Collected data entries:
** BEGIN **
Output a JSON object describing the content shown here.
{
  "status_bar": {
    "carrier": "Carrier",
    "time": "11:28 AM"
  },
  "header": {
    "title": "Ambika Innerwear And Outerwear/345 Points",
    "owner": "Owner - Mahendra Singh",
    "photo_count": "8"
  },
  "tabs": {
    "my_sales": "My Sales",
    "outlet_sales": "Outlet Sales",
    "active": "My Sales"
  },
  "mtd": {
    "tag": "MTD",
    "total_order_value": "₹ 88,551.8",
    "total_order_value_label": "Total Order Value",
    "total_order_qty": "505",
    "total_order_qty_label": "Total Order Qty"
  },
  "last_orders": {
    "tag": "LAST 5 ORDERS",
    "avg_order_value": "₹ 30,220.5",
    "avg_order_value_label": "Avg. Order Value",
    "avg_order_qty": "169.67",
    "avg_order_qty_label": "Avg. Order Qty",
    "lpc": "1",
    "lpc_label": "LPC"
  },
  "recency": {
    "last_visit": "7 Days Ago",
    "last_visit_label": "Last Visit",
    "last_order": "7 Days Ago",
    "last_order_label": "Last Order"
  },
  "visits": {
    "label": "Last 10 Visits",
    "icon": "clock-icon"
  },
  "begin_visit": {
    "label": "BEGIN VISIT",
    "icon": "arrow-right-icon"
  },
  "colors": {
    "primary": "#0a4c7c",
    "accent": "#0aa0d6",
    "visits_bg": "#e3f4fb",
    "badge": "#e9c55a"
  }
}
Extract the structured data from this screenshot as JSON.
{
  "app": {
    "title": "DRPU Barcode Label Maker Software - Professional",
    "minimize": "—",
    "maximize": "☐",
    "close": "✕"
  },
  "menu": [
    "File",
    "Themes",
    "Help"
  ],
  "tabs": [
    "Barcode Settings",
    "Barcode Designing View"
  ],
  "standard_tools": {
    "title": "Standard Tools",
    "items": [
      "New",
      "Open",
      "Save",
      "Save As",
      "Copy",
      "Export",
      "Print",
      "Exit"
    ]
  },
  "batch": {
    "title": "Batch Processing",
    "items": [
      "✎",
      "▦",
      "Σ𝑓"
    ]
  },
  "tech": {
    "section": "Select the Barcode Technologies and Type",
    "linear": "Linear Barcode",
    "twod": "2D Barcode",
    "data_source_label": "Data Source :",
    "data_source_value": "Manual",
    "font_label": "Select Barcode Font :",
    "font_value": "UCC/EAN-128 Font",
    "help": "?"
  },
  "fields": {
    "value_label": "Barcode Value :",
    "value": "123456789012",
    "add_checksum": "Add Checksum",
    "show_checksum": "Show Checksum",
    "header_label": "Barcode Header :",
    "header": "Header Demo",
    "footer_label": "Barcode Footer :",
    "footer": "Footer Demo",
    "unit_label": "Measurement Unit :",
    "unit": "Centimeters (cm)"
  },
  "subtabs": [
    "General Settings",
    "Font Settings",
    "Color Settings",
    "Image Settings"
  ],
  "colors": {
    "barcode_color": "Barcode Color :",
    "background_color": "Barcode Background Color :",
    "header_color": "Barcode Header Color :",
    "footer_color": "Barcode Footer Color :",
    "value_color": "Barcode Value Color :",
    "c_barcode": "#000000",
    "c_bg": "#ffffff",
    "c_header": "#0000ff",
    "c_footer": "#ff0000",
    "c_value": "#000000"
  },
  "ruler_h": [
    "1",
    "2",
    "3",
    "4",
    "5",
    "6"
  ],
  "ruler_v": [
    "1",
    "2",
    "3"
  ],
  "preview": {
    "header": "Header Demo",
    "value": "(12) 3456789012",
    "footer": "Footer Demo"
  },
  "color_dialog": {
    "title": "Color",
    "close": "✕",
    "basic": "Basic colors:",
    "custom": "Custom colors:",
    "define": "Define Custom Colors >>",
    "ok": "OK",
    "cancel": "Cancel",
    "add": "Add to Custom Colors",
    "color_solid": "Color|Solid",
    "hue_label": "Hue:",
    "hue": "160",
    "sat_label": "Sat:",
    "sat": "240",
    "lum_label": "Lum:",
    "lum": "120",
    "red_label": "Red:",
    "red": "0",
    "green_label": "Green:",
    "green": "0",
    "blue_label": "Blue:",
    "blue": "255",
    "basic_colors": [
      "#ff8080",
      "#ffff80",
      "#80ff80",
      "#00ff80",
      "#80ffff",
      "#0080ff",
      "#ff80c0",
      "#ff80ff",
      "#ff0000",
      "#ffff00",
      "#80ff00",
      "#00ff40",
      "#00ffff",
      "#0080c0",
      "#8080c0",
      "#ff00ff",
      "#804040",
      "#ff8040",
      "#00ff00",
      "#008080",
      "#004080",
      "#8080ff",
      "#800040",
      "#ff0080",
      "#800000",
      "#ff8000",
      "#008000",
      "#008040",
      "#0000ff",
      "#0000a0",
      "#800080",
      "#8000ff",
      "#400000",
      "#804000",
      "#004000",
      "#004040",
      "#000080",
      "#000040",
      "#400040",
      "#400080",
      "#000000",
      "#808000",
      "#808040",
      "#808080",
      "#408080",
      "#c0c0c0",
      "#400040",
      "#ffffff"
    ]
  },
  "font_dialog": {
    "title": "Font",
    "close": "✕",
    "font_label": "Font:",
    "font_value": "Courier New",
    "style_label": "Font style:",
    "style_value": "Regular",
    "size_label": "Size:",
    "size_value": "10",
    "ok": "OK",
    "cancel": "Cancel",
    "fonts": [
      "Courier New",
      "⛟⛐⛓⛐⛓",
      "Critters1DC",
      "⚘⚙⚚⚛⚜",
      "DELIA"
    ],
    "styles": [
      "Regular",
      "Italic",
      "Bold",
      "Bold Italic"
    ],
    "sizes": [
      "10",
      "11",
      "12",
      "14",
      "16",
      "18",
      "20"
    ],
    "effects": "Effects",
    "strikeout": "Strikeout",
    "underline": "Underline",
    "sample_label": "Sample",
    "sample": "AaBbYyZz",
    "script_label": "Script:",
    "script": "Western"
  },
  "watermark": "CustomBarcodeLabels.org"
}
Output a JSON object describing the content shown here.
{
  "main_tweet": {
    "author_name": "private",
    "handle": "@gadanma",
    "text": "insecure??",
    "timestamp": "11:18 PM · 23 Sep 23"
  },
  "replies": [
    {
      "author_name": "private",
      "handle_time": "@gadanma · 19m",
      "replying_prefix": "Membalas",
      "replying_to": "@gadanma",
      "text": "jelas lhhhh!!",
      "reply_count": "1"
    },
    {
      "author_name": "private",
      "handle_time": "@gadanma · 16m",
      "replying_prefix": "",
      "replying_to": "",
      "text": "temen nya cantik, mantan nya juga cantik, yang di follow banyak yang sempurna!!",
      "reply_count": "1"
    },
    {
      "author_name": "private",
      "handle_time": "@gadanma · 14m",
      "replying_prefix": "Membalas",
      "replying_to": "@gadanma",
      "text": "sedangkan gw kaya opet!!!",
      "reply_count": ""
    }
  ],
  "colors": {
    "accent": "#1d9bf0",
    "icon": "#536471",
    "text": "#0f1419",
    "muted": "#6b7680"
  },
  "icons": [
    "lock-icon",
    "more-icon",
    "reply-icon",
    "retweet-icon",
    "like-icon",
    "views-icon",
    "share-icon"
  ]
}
** END **
Directions:
Each line of the material above must be retyped precisely.

Output for this task:
Output a JSON object describing the content shown here.
{
  "status_bar": {
    "carrier": "Carrier",
    "time": "11:28 AM"
  },
  "header": {
    "title": "Ambika Innerwear And Outerwear/345 Points",
    "owner": "Owner - Mahendra Singh",
    "photo_count": "8"
  },
  "tabs": {
    "my_sales": "My Sales",
    "outlet_sales": "Outlet Sales",
    "active": "My Sales"
  },
  "mtd": {
    "tag": "MTD",
    "total_order_value": "₹ 88,551.8",
    "total_order_value_label": "Total Order Value",
    "total_order_qty": "505",
    "total_order_qty_label": "Total Order Qty"
  },
  "last_orders": {
    "tag": "LAST 5 ORDERS",
    "avg_order_value": "₹ 30,220.5",
    "avg_order_value_label": "Avg. Order Value",
    "avg_order_qty": "169.67",
    "avg_order_qty_label": "Avg. Order Qty",
    "lpc": "1",
    "lpc_label": "LPC"
  },
  "recency": {
    "last_visit": "7 Days Ago",
    "last_visit_label": "Last Visit",
    "last_order": "7 Days Ago",
    "last_order_label": "Last Order"
  },
  "visits": {
    "label": "Last 10 Visits",
    "icon": "clock-icon"
  },
  "begin_visit": {
    "label": "BEGIN VISIT",
    "icon": "arrow-right-icon"
  },
  "colors": {
    "primary": "#0a4c7c",
    "accent": "#0aa0d6",
    "visits_bg": "#e3f4fb",
    "badge": "#e9c55a"
  }
}
Extract the structured data from this screenshot as JSON.
{
  "app": {
    "title": "DRPU Barcode Label Maker Software - Professional",
    "minimize": "—",
    "maximize": "☐",
    "close": "✕"
  },
  "menu": [
    "File",
    "Themes",
    "Help"
  ],
  "tabs": [
    "Barcode Settings",
    "Barcode Designing View"
  ],
  "standard_tools": {
    "title": "Standard Tools",
    "items": [
      "New",
      "Open",
      "Save",
      "Save As",
      "Copy",
      "Export",
      "Print",
      "Exit"
    ]
  },
  "batch": {
    "title": "Batch Processing",
    "items": [
      "✎",
      "▦",
      "Σ𝑓"
    ]
  },
  "tech": {
    "section": "Select the Barcode Technologies and Type",
    "linear": "Linear Barcode",
    "twod": "2D Barcode",
    "data_source_label": "Data Source :",
    "data_source_value": "Manual",
    "font_label": "Select Barcode Font :",
    "font_value": "UCC/EAN-128 Font",
    "help": "?"
  },
  "fields": {
    "value_label": "Barcode Value :",
    "value": "123456789012",
    "add_checksum": "Add Checksum",
    "show_checksum": "Show Checksum",
    "header_label": "Barcode Header :",
    "header": "Header Demo",
    "footer_label": "Barcode Footer :",
    "footer": "Footer Demo",
    "unit_label": "Measurement Unit :",
    "unit": "Centimeters (cm)"
  },
  "subtabs": [
    "General Settings",
    "Font Settings",
    "Color Settings",
    "Image Settings"
  ],
  "colors": {
    "barcode_color": "Barcode Color :",
    "background_color": "Barcode Background Color :",
    "header_color": "Barcode Header Color :",
    "footer_color": "Barcode Footer Color :",
    "value_color": "Barcode Value Color :",
    "c_barcode": "#000000",
    "c_bg": "#ffffff",
    "c_header": "#0000ff",
    "c_footer": "#ff0000",
    "c_value": "#000000"
  },
  "ruler_h": [
    "1",
    "2",
    "3",
    "4",
    "5",
    "6"
  ],
  "ruler_v": [
    "1",
    "2",
    "3"
  ],
  "preview": {
    "header": "Header Demo",
    "value": "(12) 3456789012",
    "footer": "Footer Demo"
  },
  "color_dialog": {
    "title": "Color",
    "close": "✕",
    "basic": "Basic colors:",
    "custom": "Custom colors:",
    "define": "Define Custom Colors >>",
    "ok": "OK",
    "cancel": "Cancel",
    "add": "Add to Custom Colors",
    "color_solid": "Color|Solid",
    "hue_label": "Hue:",
    "hue": "160",
    "sat_label": "Sat:",
    "sat": "240",
    "lum_label": "Lum:",
    "lum": "120",
    "red_label": "Red:",
    "red": "0",
    "green_label": "Green:",
    "green": "0",
    "blue_label": "Blue:",
    "blue": "255",
    "basic_colors": [
      "#ff8080",
      "#ffff80",
      "#80ff80",
      "#00ff80",
      "#80ffff",
      "#0080ff",
      "#ff80c0",
      "#ff80ff",
      "#ff0000",
      "#ffff00",
      "#80ff00",
      "#00ff40",
      "#00ffff",
      "#0080c0",
      "#8080c0",
      "#ff00ff",
      "#804040",
      "#ff8040",
      "#00ff00",
      "#008080",
      "#004080",
      "#8080ff",
      "#800040",
      "#ff0080",
      "#800000",
      "#ff8000",
      "#008000",
      "#008040",
      "#0000ff",
      "#0000a0",
      "#800080",
      "#8000ff",
      "#400000",
      "#804000",
      "#004000",
      "#004040",
      "#000080",
      "#000040",
      "#400040",
      "#400080",
      "#000000",
      "#808000",
      "#808040",
      "#808080",
      "#408080",
      "#c0c0c0",
      "#400040",
      "#ffffff"
    ]
  },
  "font_dialog": {
    "title": "Font",
    "close": "✕",
    "font_label": "Font:",
    "font_value": "Courier New",
    "style_label": "Font style:",
    "style_value": "Regular",
    "size_label": "Size:",
    "size_value": "10",
    "ok": "OK",
    "cancel": "Cancel",
    "fonts": [
      "Courier New",
      "⛟⛐⛓⛐⛓",
      "Critters1DC",
      "⚘⚙⚚⚛⚜",
      "DELIA"
    ],
    "styles": [
      "Regular",
      "Italic",
      "Bold",
      "Bold Italic"
    ],
    "sizes": [
      "10",
      "11",
      "12",
      "14",
      "16",
      "18",
      "20"
    ],
    "effects": "Effects",
    "strikeout": "Strikeout",
    "underline": "Underline",
    "sample_label": "Sample",
    "sample": "AaBbYyZz",
    "script_label": "Script:",
    "script": "Western"
  },
  "watermark": "CustomBarcodeLabels.org"
}
Output a JSON object describing the content shown here.
{
  "main_tweet": {
    "author_name": "private",
    "handle": "@gadanma",
    "text": "insecure??",
    "timestamp": "11:18 PM · 23 Sep 23"
  },
  "replies": [
    {
      "author_name": "private",
      "handle_time": "@gadanma · 19m",
      "replying_prefix": "Membalas",
      "replying_to": "@gadanma",
      "text": "jelas lhhhh!!",
      "reply_count": "1"
    },
    {
      "author_name": "private",
      "handle_time": "@gadanma · 16m",
      "replying_prefix": "",
      "replying_to": "",
      "text": "temen nya cantik, mantan nya juga cantik, yang di follow banyak yang sempurna!!",
      "reply_count": "1"
    },
    {
      "author_name": "private",
      "handle_time": "@gadanma · 14m",
      "replying_prefix": "Membalas",
      "replying_to": "@gadanma",
      "text": "sedangkan gw kaya opet!!!",
      "reply_count": ""
    }
  ],
  "colors": {
    "accent": "#1d9bf0",
    "icon": "#536471",
    "text": "#0f1419",
    "muted": "#6b7680"
  },
  "icons": [
    "lock-icon",
    "more-icon",
    "reply-icon",
    "retweet-icon",
    "like-icon",
    "views-icon",
    "share-icon"
  ]
}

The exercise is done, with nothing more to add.